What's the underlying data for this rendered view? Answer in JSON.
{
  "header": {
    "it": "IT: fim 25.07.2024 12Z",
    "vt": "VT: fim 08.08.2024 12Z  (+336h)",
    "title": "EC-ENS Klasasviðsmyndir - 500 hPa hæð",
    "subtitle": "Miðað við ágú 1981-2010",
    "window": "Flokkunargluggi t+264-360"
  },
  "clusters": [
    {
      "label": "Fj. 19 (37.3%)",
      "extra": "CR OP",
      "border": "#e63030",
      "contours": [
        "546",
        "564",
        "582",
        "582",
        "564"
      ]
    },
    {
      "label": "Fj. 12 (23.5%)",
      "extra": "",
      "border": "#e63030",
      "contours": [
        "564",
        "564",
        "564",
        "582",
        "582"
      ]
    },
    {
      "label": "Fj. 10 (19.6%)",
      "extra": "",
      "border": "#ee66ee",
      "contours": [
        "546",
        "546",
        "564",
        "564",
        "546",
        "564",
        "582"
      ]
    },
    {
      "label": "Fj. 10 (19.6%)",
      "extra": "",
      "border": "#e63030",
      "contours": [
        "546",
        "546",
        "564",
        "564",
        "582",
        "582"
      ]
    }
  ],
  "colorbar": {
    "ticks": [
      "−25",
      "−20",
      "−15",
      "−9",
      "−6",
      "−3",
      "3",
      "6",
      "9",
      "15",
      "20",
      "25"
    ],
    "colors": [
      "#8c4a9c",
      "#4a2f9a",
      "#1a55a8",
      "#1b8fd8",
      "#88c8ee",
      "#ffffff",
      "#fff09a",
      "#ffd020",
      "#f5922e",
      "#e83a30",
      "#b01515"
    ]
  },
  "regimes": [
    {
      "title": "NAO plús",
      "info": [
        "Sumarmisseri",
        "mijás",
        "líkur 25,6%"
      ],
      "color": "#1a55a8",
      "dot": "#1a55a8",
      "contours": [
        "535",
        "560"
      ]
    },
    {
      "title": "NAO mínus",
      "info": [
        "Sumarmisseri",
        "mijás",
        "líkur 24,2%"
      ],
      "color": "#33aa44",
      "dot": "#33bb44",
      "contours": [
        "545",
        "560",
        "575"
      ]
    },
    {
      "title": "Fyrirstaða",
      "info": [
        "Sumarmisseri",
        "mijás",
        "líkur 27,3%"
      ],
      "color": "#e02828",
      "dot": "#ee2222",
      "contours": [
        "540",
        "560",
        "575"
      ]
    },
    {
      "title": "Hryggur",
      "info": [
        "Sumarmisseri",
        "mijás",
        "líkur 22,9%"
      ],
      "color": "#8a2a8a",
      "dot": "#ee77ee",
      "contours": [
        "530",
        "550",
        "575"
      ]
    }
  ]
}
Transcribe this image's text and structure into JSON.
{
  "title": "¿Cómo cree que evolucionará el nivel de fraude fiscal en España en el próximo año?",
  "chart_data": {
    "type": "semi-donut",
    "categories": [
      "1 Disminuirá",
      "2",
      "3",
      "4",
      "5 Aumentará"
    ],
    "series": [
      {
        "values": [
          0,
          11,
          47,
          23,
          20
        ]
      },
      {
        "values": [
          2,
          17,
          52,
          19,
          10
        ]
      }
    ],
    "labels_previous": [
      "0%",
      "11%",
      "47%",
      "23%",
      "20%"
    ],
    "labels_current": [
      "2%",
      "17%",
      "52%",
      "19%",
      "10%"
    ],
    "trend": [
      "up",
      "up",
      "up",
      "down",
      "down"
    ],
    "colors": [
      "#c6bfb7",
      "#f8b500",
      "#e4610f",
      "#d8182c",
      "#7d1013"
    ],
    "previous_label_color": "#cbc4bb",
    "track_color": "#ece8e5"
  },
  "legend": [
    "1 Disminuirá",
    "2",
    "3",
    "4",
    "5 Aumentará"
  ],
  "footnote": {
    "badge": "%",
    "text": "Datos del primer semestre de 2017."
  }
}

****************************************

# What you should do
Write out the records above again, keeping each one identical to the original.

# Correct response
What's the underlying data for this rendered view? Answer in JSON.
{
  "header": {
    "it": "IT: fim 25.07.2024 12Z",
    "vt": "VT: fim 08.08.2024 12Z  (+336h)",
    "title": "EC-ENS Klasasviðsmyndir - 500 hPa hæð",
    "subtitle": "Miðað við ágú 1981-2010",
    "window": "Flokkunargluggi t+264-360"
  },
  "clusters": [
    {
      "label": "Fj. 19 (37.3%)",
      "extra": "CR OP",
      "border": "#e63030",
      "contours": [
        "546",
        "564",
        "582",
        "582",
        "564"
      ]
    },
    {
      "label": "Fj. 12 (23.5%)",
      "extra": "",
      "border": "#e63030",
      "contours": [
        "564",
        "564",
        "564",
        "582",
        "582"
      ]
    },
    {
      "label": "Fj. 10 (19.6%)",
      "extra": "",
      "border": "#ee66ee",
      "contours": [
        "546",
        "546",
        "564",
        "564",
        "546",
        "564",
        "582"
      ]
    },
    {
      "label": "Fj. 10 (19.6%)",
      "extra": "",
      "border": "#e63030",
      "contours": [
        "546",
        "546",
        "564",
        "564",
        "582",
        "582"
      ]
    }
  ],
  "colorbar": {
    "ticks": [
      "−25",
      "−20",
      "−15",
      "−9",
      "−6",
      "−3",
      "3",
      "6",
      "9",
      "15",
      "20",
      "25"
    ],
    "colors": [
      "#8c4a9c",
      "#4a2f9a",
      "#1a55a8",
      "#1b8fd8",
      "#88c8ee",
      "#ffffff",
      "#fff09a",
      "#ffd020",
      "#f5922e",
      "#e83a30",
      "#b01515"
    ]
  },
  "regimes": [
    {
      "title": "NAO plús",
      "info": [
        "Sumarmisseri",
        "mijás",
        "líkur 25,6%"
      ],
      "color": "#1a55a8",
      "dot": "#1a55a8",
      "contours": [
        "535",
        "560"
      ]
    },
    {
      "title": "NAO mínus",
      "info": [
        "Sumarmisseri",
        "mijás",
        "líkur 24,2%"
      ],
      "color": "#33aa44",
      "dot": "#33bb44",
      "contours": [
        "545",
        "560",
        "575"
      ]
    },
    {
      "title": "Fyrirstaða",
      "info": [
        "Sumarmisseri",
        "mijás",
        "líkur 27,3%"
      ],
      "color": "#e02828",
      "dot": "#ee2222",
      "contours": [
        "540",
        "560",
        "575"
      ]
    },
    {
      "title": "Hryggur",
      "info": [
        "Sumarmisseri",
        "mijás",
        "líkur 22,9%"
      ],
      "color": "#8a2a8a",
      "dot": "#ee77ee",
      "contours": [
        "530",
        "550",
        "575"
      ]
    }
  ]
}
Transcribe this image's text and structure into JSON.
{
  "title": "¿Cómo cree que evolucionará el nivel de fraude fiscal en España en el próximo año?",
  "chart_data": {
    "type": "semi-donut",
    "categories": [
      "1 Disminuirá",
      "2",
      "3",
      "4",
      "5 Aumentará"
    ],
    "series": [
      {
        "values": [
          0,
          11,
          47,
          23,
          20
        ]
      },
      {
        "values": [
          2,
          17,
          52,
          19,
          10
        ]
      }
    ],
    "labels_previous": [
      "0%",
      "11%",
      "47%",
      "23%",
      "20%"
    ],
    "labels_current": [
      "2%",
      "17%",
      "52%",
      "19%",
      "10%"
    ],
    "trend": [
      "up",
      "up",
      "up",
      "down",
      "down"
    ],
    "colors": [
      "#c6bfb7",
      "#f8b500",
      "#e4610f",
      "#d8182c",
      "#7d1013"
    ],
    "previous_label_color": "#cbc4bb",
    "track_color": "#ece8e5"
  },
  "legend": [
    "1 Disminuirá",
    "2",
    "3",
    "4",
    "5 Aumentará"
  ],
  "footnote": {
    "badge": "%",
    "text": "Datos del primer semestre de 2017."
  }
}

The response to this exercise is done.